• [PROBLEM STATEMENT]:
Every entry needs to be printed exactly, please.

• [INFORMATION PROVIDED]:
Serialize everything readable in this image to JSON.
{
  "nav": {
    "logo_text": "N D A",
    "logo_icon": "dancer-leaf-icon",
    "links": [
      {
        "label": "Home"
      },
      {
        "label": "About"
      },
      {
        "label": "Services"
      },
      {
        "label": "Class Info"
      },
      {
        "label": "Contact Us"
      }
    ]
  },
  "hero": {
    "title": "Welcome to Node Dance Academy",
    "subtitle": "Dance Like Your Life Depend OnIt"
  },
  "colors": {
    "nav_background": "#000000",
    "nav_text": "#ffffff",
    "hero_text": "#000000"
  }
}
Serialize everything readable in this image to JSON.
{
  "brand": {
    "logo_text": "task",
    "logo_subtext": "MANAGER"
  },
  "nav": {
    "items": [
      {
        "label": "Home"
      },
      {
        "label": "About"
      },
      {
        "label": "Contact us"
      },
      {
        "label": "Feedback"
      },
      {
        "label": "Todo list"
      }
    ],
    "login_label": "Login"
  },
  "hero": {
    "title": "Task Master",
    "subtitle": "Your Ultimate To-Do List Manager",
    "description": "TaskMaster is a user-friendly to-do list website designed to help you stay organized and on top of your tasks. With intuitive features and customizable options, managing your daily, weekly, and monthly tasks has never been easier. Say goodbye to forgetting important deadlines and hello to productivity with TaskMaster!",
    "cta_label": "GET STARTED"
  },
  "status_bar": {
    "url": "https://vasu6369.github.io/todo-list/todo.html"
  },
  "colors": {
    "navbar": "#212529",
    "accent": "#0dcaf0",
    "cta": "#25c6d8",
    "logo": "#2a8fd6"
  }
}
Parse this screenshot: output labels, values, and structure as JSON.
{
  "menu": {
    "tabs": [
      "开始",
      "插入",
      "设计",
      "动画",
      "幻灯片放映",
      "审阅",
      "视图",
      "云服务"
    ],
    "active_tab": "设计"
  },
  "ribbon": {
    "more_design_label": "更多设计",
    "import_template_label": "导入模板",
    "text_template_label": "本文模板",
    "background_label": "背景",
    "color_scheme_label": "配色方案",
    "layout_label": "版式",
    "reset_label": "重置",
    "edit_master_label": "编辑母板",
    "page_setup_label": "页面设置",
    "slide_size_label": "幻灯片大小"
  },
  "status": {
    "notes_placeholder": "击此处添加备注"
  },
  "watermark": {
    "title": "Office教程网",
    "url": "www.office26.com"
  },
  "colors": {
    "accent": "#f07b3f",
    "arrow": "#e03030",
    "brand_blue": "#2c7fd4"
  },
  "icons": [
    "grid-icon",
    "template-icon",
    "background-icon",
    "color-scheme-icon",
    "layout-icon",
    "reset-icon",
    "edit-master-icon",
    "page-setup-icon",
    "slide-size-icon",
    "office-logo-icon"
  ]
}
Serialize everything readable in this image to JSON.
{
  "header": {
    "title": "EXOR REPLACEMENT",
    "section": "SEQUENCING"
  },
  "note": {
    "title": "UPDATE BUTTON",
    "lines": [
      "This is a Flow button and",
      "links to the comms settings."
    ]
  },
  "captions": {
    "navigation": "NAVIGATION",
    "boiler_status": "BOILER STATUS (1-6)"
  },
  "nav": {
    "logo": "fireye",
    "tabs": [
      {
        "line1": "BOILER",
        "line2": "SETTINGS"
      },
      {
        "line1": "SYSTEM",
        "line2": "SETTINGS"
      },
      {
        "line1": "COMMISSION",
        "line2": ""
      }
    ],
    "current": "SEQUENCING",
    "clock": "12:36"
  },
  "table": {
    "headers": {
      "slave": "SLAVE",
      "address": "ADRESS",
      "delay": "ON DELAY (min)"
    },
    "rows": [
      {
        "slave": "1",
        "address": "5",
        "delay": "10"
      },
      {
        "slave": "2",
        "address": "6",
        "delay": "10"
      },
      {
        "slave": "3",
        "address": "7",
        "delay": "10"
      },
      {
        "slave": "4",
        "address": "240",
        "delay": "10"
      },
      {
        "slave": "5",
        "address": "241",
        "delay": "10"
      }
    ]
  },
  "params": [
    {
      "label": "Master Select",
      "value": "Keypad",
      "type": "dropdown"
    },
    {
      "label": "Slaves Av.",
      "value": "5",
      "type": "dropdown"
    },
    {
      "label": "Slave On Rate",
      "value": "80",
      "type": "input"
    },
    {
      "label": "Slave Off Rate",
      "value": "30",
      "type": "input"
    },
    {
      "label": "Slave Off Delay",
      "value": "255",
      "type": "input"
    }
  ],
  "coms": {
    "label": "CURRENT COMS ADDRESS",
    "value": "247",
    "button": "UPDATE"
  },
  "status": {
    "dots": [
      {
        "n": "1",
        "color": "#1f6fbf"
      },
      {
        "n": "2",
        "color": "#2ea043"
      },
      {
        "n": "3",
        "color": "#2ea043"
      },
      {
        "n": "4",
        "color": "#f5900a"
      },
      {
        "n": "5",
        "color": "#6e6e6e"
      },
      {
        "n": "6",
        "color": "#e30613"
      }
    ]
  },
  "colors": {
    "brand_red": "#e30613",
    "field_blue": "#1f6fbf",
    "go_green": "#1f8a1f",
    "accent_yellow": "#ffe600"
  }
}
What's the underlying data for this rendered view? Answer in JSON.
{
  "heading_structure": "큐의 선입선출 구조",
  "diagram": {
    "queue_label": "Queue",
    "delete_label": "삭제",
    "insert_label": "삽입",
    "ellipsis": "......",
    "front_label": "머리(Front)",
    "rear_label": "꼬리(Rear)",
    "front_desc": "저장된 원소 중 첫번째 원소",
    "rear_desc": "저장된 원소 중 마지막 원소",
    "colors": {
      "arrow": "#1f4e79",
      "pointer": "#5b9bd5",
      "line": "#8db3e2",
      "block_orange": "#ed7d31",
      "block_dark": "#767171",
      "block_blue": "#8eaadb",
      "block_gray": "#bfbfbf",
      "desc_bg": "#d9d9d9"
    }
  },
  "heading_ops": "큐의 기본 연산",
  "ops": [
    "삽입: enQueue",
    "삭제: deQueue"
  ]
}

• [RESPONSE FOR THIS EXERCISE]:
Serialize everything readable in this image to JSON.
{
  "nav": {
    "logo_text": "N D A",
    "logo_icon": "dancer-leaf-icon",
    "links": [
      {
        "label": "Home"
      },
      {
        "label": "About"
      },
      {
        "label": "Services"
      },
      {
        "label": "Class Info"
      },
      {
        "label": "Contact Us"
      }
    ]
  },
  "hero": {
    "title": "Welcome to Node Dance Academy",
    "subtitle": "Dance Like Your Life Depend OnIt"
  },
  "colors": {
    "nav_background": "#000000",
    "nav_text": "#ffffff",
    "hero_text": "#000000"
  }
}
Serialize everything readable in this image to JSON.
{
  "brand": {
    "logo_text": "task",
    "logo_subtext": "MANAGER"
  },
  "nav": {
    "items": [
      {
        "label": "Home"
      },
      {
        "label": "About"
      },
      {
        "label": "Contact us"
      },
      {
        "label": "Feedback"
      },
      {
        "label": "Todo list"
      }
    ],
    "login_label": "Login"
  },
  "hero": {
    "title": "Task Master",
    "subtitle": "Your Ultimate To-Do List Manager",
    "description": "TaskMaster is a user-friendly to-do list website designed to help you stay organized and on top of your tasks. With intuitive features and customizable options, managing your daily, weekly, and monthly tasks has never been easier. Say goodbye to forgetting important deadlines and hello to productivity with TaskMaster!",
    "cta_label": "GET STARTED"
  },
  "status_bar": {
    "url": "https://vasu6369.github.io/todo-list/todo.html"
  },
  "colors": {
    "navbar": "#212529",
    "accent": "#0dcaf0",
    "cta": "#25c6d8",
    "logo": "#2a8fd6"
  }
}
Parse this screenshot: output labels, values, and structure as JSON.
{
  "menu": {
    "tabs": [
      "开始",
      "插入",
      "设计",
      "动画",
      "幻灯片放映",
      "审阅",
      "视图",
      "云服务"
    ],
    "active_tab": "设计"
  },
  "ribbon": {
    "more_design_label": "更多设计",
    "import_template_label": "导入模板",
    "text_template_label": "本文模板",
    "background_label": "背景",
    "color_scheme_label": "配色方案",
    "layout_label": "版式",
    "reset_label": "重置",
    "edit_master_label": "编辑母板",
    "page_setup_label": "页面设置",
    "slide_size_label": "幻灯片大小"
  },
  "status": {
    "notes_placeholder": "击此处添加备注"
  },
  "watermark": {
    "title": "Office教程网",
    "url": "www.office26.com"
  },
  "colors": {
    "accent": "#f07b3f",
    "arrow": "#e03030",
    "brand_blue": "#2c7fd4"
  },
  "icons": [
    "grid-icon",
    "template-icon",
    "background-icon",
    "color-scheme-icon",
    "layout-icon",
    "reset-icon",
    "edit-master-icon",
    "page-setup-icon",
    "slide-size-icon",
    "office-logo-icon"
  ]
}
Serialize everything readable in this image to JSON.
{
  "header": {
    "title": "EXOR REPLACEMENT",
    "section": "SEQUENCING"
  },
  "note": {
    "title": "UPDATE BUTTON",
    "lines": [
      "This is a Flow button and",
      "links to the comms settings."
    ]
  },
  "captions": {
    "navigation": "NAVIGATION",
    "boiler_status": "BOILER STATUS (1-6)"
  },
  "nav": {
    "logo": "fireye",
    "tabs": [
      {
        "line1": "BOILER",
        "line2": "SETTINGS"
      },
      {
        "line1": "SYSTEM",
        "line2": "SETTINGS"
      },
      {
        "line1": "COMMISSION",
        "line2": ""
      }
    ],
    "current": "SEQUENCING",
    "clock": "12:36"
  },
  "table": {
    "headers": {
      "slave": "SLAVE",
      "address": "ADRESS",
      "delay": "ON DELAY (min)"
    },
    "rows": [
      {
        "slave": "1",
        "address": "5",
        "delay": "10"
      },
      {
        "slave": "2",
        "address": "6",
        "delay": "10"
      },
      {
        "slave": "3",
        "address": "7",
        "delay": "10"
      },
      {
        "slave": "4",
        "address": "240",
        "delay": "10"
      },
      {
        "slave": "5",
        "address": "241",
        "delay": "10"
      }
    ]
  },
  "params": [
    {
      "label": "Master Select",
      "value": "Keypad",
      "type": "dropdown"
    },
    {
      "label": "Slaves Av.",
      "value": "5",
      "type": "dropdown"
    },
    {
      "label": "Slave On Rate",
      "value": "80",
      "type": "input"
    },
    {
      "label": "Slave Off Rate",
      "value": "30",
      "type": "input"
    },
    {
      "label": "Slave Off Delay",
      "value": "255",
      "type": "input"
    }
  ],
  "coms": {
    "label": "CURRENT COMS ADDRESS",
    "value": "247",
    "button": "UPDATE"
  },
  "status": {
    "dots": [
      {
        "n": "1",
        "color": "#1f6fbf"
      },
      {
        "n": "2",
        "color": "#2ea043"
      },
      {
        "n": "3",
        "color": "#2ea043"
      },
      {
        "n": "4",
        "color": "#f5900a"
      },
      {
        "n": "5",
        "color": "#6e6e6e"
      },
      {
        "n": "6",
        "color": "#e30613"
      }
    ]
  },
  "colors": {
    "brand_red": "#e30613",
    "field_blue": "#1f6fbf",
    "go_green": "#1f8a1f",
    "accent_yellow": "#ffe600"
  }
}
What's the underlying data for this rendered view? Answer in JSON.
{
  "heading_structure": "큐의 선입선출 구조",
  "diagram": {
    "queue_label": "Queue",
    "delete_label": "삭제",
    "insert_label": "삽입",
    "ellipsis": "......",
    "front_label": "머리(Front)",
    "rear_label": "꼬리(Rear)",
    "front_desc": "저장된 원소 중 첫번째 원소",
    "rear_desc": "저장된 원소 중 마지막 원소",
    "colors": {
      "arrow": "#1f4e79",
      "pointer": "#5b9bd5",
      "line": "#8db3e2",
      "block_orange": "#ed7d31",
      "block_dark": "#767171",
      "block_blue": "#8eaadb",
      "block_gray": "#bfbfbf",
      "desc_bg": "#d9d9d9"
    }
  },
  "heading_ops": "큐의 기본 연산",
  "ops": [
    "삽입: enQueue",
    "삭제: deQueue"
  ]
}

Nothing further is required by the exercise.